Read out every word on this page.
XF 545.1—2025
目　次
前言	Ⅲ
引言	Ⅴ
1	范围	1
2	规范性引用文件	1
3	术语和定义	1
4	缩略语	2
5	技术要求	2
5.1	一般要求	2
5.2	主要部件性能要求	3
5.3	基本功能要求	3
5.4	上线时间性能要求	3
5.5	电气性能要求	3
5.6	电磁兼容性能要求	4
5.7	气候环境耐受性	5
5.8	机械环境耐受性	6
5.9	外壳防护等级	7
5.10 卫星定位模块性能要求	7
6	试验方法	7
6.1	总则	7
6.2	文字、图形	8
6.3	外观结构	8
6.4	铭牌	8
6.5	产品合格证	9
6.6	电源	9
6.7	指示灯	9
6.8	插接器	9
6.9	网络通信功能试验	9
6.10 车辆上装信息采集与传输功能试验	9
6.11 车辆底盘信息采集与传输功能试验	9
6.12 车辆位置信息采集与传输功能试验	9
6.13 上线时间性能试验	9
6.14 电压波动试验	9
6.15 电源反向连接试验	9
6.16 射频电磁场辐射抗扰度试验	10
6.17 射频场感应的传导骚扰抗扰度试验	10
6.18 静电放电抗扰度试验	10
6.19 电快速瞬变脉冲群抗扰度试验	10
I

━━━━━━━━━━━━━━━━━━━━━━━━━━━━━━

# STATED PROBLEM
The data above must be returned in full, exactly as written.

# THE RESPONSE
Read out every word on this page.
XF 545.1—2025
目　次
前言	Ⅲ
引言	Ⅴ
1	范围	1
2	规范性引用文件	1
3	术语和定义	1
4	缩略语	2
5	技术要求	2
5.1	一般要求	2
5.2	主要部件性能要求	3
5.3	基本功能要求	3
5.4	上线时间性能要求	3
5.5	电气性能要求	3
5.6	电磁兼容性能要求	4
5.7	气候环境耐受性	5
5.8	机械环境耐受性	6
5.9	外壳防护等级	7
5.10 卫星定位模块性能要求	7
6	试验方法	7
6.1	总则	7
6.2	文字、图形	8
6.3	外观结构	8
6.4	铭牌	8
6.5	产品合格证	9
6.6	电源	9
6.7	指示灯	9
6.8	插接器	9
6.9	网络通信功能试验	9
6.10 车辆上装信息采集与传输功能试验	9
6.11 车辆底盘信息采集与传输功能试验	9
6.12 车辆位置信息采集与传输功能试验	9
6.13 上线时间性能试验	9
6.14 电压波动试验	9
6.15 电源反向连接试验	9
6.16 射频电磁场辐射抗扰度试验	10
6.17 射频场感应的传导骚扰抗扰度试验	10
6.18 静电放电抗扰度试验	10
6.19 电快速瞬变脉冲群抗扰度试验	10
I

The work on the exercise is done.